Entries taken from a collection
====================

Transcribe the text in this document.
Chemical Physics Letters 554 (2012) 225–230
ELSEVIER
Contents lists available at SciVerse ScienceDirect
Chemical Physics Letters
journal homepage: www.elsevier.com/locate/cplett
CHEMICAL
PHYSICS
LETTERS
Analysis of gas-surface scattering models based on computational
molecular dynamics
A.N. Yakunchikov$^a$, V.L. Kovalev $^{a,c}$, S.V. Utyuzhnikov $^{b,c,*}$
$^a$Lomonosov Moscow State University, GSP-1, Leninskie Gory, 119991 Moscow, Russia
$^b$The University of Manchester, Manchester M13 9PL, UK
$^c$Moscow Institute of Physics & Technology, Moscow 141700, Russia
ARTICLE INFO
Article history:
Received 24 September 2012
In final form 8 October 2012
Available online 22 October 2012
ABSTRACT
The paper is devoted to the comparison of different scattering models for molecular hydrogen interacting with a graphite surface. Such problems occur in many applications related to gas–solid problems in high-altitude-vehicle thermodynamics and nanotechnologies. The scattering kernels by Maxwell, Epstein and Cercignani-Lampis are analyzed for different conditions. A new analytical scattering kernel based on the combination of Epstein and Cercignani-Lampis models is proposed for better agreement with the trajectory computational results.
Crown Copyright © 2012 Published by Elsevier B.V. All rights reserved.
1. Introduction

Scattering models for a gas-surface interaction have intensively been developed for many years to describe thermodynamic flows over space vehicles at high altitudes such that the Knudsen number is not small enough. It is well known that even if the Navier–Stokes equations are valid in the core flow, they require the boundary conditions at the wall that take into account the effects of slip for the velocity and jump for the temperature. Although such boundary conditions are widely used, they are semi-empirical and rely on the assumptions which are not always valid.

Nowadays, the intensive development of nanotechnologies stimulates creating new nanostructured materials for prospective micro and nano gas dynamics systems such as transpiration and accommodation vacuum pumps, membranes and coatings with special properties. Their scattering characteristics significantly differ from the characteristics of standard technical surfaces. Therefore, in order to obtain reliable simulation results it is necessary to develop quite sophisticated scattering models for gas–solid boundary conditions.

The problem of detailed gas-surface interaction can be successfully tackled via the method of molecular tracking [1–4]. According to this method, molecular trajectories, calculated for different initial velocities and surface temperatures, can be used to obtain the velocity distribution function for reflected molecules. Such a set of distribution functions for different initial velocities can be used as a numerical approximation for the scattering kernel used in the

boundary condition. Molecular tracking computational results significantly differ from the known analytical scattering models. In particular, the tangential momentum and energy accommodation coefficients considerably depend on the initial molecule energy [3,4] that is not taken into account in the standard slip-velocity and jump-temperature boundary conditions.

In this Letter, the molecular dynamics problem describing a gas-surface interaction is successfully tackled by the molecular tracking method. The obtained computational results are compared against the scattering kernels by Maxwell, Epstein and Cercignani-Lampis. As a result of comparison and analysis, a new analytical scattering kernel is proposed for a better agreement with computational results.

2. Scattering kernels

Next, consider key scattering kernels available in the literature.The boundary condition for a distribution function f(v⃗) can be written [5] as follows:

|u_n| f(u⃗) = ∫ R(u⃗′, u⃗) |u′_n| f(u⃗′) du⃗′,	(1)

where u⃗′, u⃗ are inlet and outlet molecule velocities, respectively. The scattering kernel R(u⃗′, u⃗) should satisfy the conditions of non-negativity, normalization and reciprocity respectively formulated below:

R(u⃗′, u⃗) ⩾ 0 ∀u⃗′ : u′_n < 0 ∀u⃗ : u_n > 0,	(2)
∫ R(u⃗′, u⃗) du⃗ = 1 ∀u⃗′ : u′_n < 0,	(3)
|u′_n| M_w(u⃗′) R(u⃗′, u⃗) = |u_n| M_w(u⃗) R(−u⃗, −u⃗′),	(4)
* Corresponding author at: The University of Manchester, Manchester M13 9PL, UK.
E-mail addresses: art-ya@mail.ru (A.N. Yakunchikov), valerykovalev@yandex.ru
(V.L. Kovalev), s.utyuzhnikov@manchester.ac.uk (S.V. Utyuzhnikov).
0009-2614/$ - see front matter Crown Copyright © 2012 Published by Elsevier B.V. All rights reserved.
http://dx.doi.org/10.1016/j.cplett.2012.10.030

====================

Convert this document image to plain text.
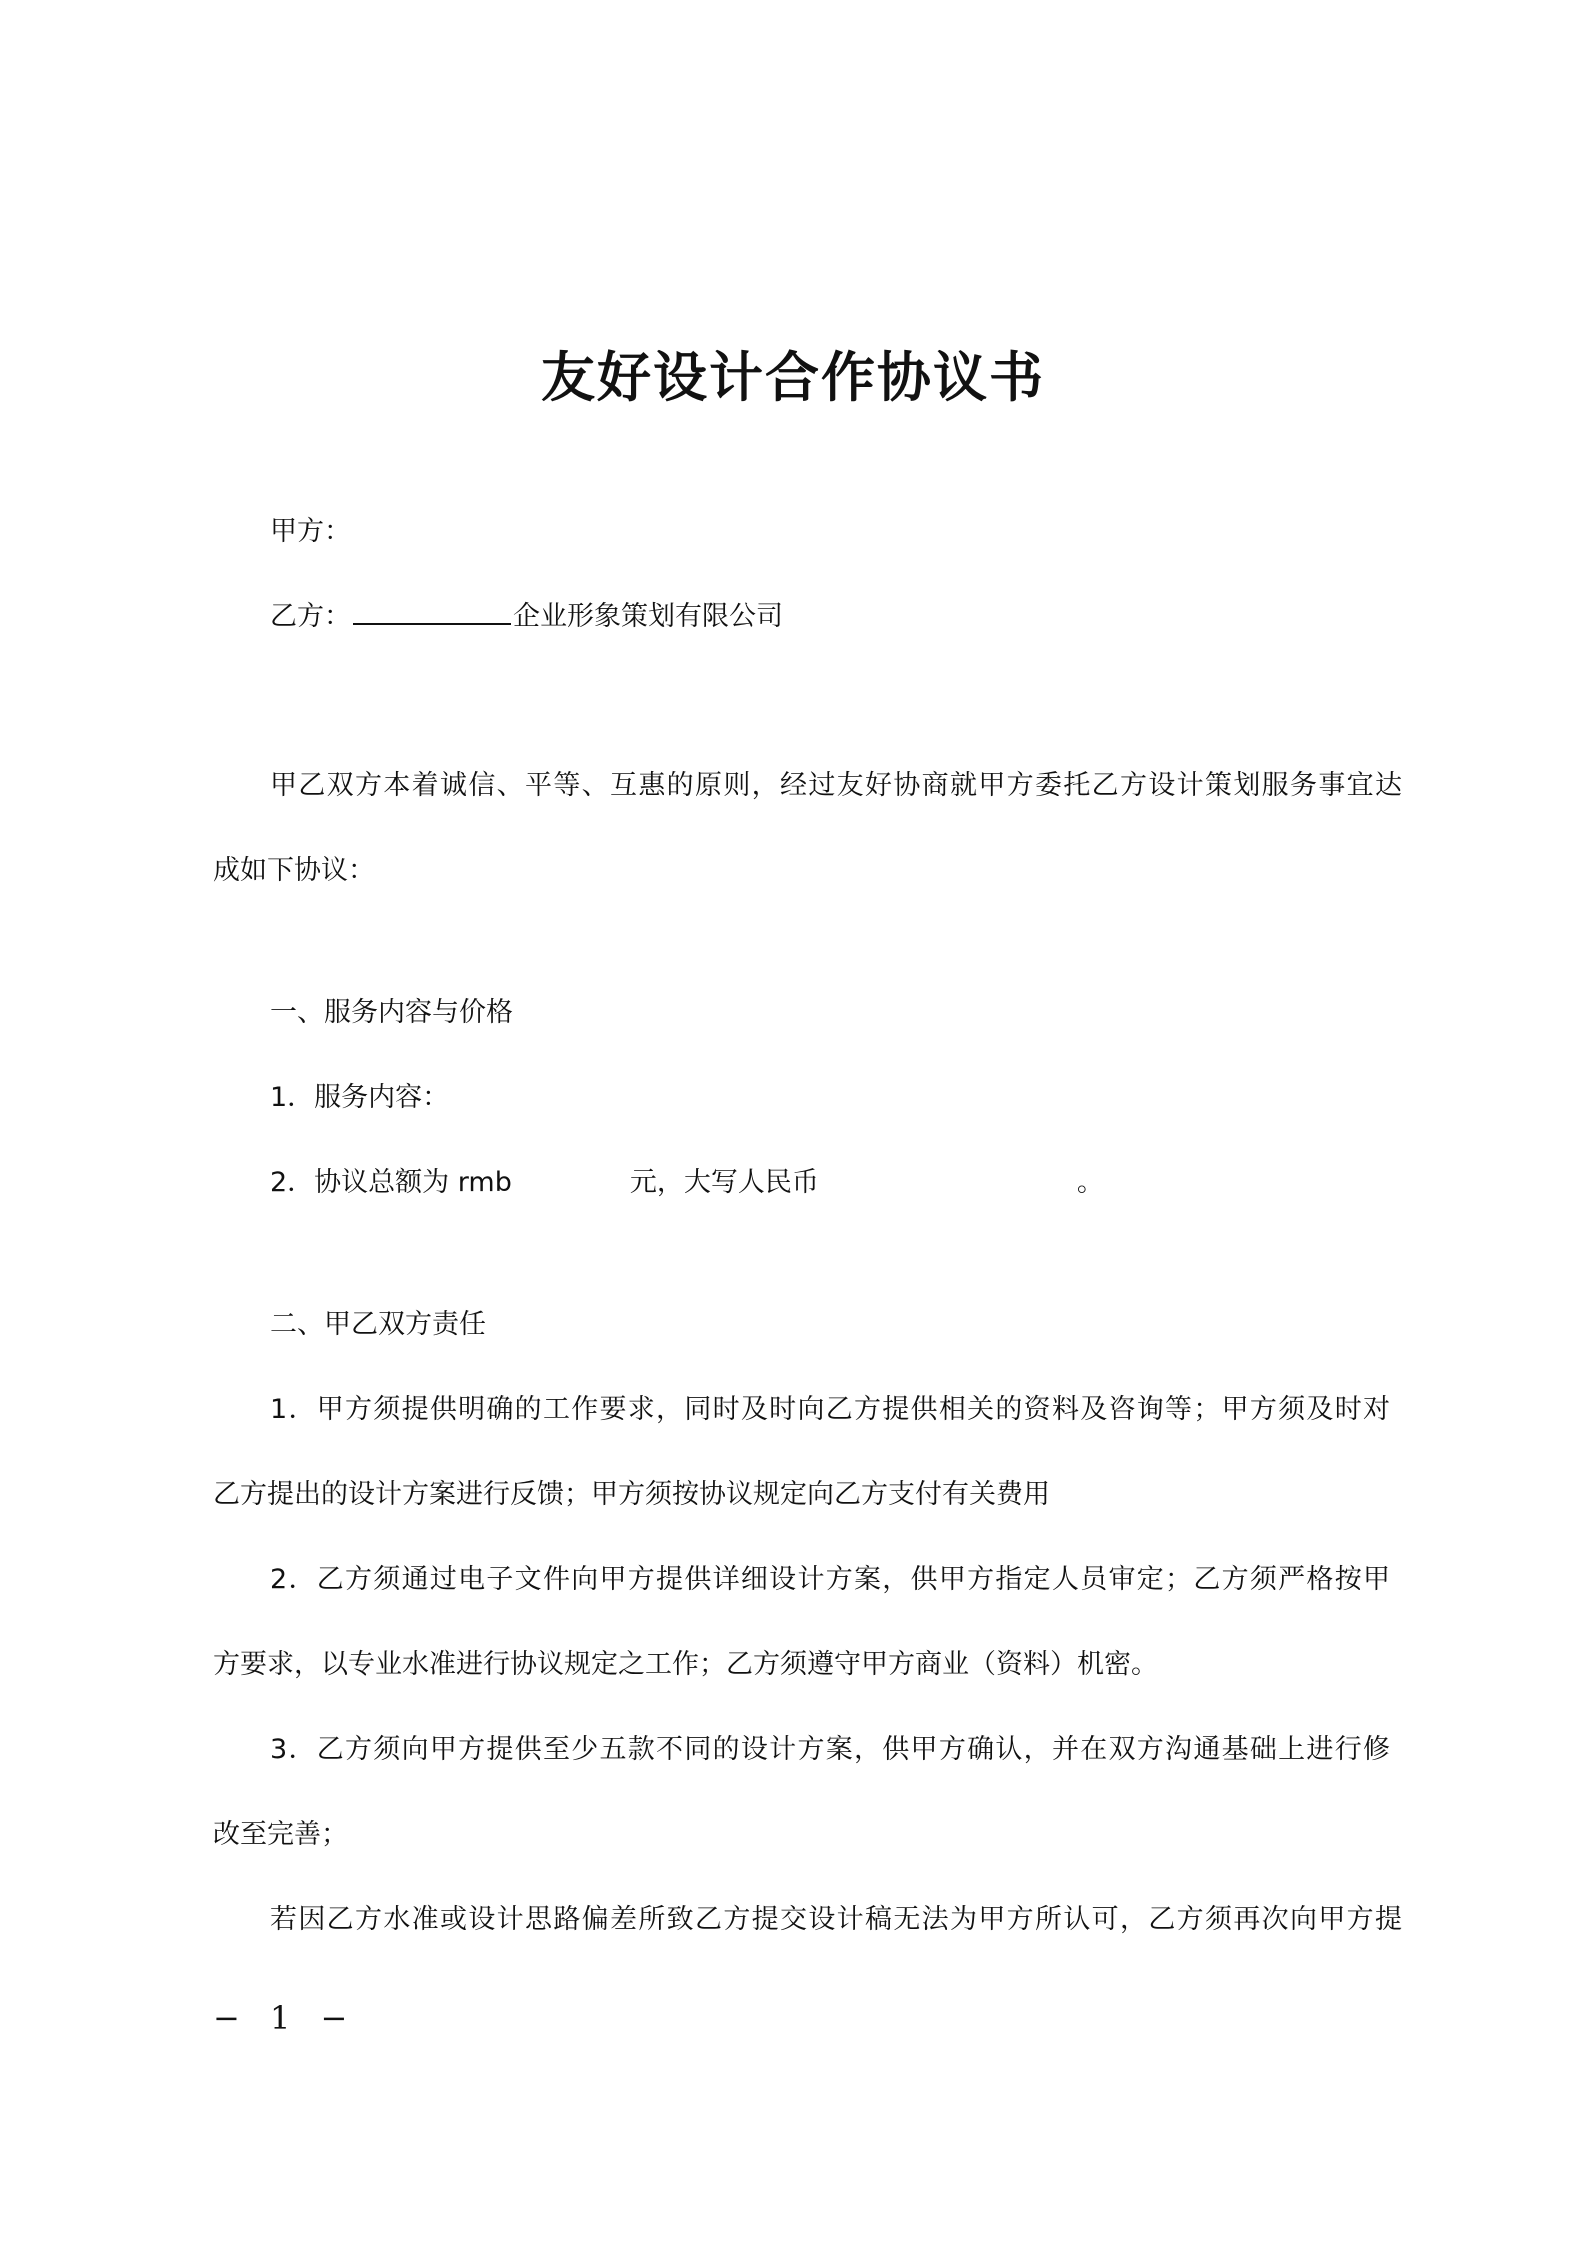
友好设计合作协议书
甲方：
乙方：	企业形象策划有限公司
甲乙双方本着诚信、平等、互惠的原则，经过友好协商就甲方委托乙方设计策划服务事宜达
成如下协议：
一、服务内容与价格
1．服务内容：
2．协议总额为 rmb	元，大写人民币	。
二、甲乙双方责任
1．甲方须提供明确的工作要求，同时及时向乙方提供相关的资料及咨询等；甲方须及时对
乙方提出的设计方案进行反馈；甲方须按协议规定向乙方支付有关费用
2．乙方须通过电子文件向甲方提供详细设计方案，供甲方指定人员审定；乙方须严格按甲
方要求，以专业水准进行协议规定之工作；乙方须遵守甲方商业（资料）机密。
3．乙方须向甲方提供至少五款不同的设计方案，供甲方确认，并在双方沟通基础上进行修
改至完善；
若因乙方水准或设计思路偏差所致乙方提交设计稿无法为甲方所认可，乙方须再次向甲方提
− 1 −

====================

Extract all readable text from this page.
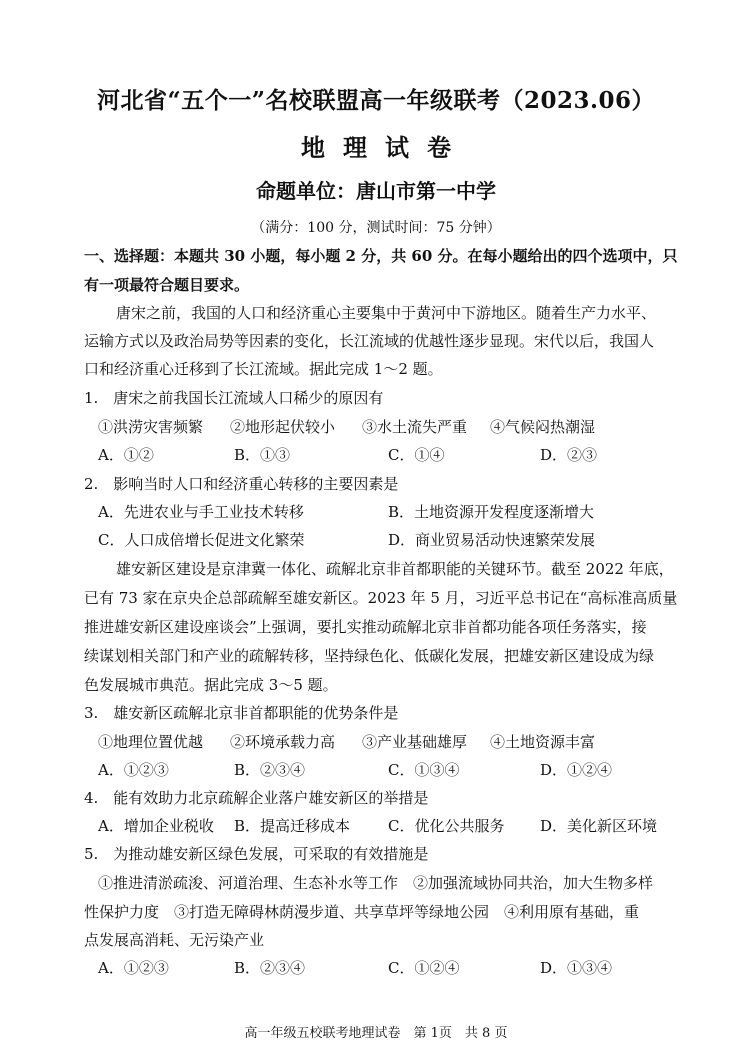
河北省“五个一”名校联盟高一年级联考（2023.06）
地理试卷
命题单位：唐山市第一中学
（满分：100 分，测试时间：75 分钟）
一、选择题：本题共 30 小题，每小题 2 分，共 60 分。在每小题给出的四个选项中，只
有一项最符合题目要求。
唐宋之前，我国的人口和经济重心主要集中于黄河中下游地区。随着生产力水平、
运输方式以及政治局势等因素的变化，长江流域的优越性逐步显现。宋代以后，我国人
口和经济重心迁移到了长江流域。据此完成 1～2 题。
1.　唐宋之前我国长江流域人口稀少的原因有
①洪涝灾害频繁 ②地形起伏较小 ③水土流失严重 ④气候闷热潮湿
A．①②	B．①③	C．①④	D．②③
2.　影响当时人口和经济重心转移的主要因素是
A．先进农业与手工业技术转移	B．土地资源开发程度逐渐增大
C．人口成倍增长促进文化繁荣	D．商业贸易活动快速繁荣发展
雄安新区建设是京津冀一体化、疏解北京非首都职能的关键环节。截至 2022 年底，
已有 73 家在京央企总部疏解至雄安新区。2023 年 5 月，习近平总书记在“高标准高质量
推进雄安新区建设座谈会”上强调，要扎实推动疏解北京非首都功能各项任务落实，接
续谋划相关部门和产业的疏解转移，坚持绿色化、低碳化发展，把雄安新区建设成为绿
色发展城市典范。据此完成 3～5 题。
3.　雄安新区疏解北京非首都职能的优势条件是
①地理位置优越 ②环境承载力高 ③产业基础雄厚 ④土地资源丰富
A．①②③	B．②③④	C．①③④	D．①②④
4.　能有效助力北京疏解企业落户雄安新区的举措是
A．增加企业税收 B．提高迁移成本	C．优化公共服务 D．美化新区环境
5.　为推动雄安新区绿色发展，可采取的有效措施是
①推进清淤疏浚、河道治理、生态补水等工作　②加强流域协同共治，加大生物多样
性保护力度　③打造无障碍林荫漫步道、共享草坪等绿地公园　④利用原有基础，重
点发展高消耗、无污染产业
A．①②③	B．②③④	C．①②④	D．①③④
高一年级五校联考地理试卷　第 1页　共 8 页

====================

### [Task instructions]
Where a line of the data holds "document", show that line.

### [Output for this task]
Transcribe the text in this document.
Convert this document image to plain text.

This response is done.